▶ [THE REQUEST]:
The entries below should be transcribed in their entirety, exactly as written.

========

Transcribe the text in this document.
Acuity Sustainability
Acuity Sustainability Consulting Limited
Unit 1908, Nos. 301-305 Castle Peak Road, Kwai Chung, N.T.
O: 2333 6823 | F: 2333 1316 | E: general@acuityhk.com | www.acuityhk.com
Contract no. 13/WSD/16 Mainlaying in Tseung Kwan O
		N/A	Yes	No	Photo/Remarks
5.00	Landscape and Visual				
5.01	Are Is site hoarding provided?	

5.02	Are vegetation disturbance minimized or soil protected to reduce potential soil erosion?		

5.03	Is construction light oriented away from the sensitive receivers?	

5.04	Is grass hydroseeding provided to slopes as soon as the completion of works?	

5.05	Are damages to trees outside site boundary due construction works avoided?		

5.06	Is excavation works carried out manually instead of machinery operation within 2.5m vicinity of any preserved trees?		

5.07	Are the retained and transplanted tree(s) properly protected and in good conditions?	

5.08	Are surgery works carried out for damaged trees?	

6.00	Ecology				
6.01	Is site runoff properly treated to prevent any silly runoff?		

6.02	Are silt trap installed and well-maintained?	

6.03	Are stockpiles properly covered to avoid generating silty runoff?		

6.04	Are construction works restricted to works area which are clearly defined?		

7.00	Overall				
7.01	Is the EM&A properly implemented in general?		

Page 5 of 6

========

▶ [THE OUTPUT]:
Transcribe the text in this document.
Acuity Sustainability
Acuity Sustainability Consulting Limited
Unit 1908, Nos. 301-305 Castle Peak Road, Kwai Chung, N.T.
O: 2333 6823 | F: 2333 1316 | E: general@acuityhk.com | www.acuityhk.com
Contract no. 13/WSD/16 Mainlaying in Tseung Kwan O
		N/A	Yes	No	Photo/Remarks
5.00	Landscape and Visual				
5.01	Are Is site hoarding provided?	

5.02	Are vegetation disturbance minimized or soil protected to reduce potential soil erosion?		

5.03	Is construction light oriented away from the sensitive receivers?	

5.04	Is grass hydroseeding provided to slopes as soon as the completion of works?	

5.05	Are damages to trees outside site boundary due construction works avoided?		

5.06	Is excavation works carried out manually instead of machinery operation within 2.5m vicinity of any preserved trees?		

5.07	Are the retained and transplanted tree(s) properly protected and in good conditions?	

5.08	Are surgery works carried out for damaged trees?	

6.00	Ecology				
6.01	Is site runoff properly treated to prevent any silly runoff?		

6.02	Are silt trap installed and well-maintained?	

6.03	Are stockpiles properly covered to avoid generating silty runoff?		

6.04	Are construction works restricted to works area which are clearly defined?		

7.00	Overall				
7.01	Is the EM&A properly implemented in general?		

Page 5 of 6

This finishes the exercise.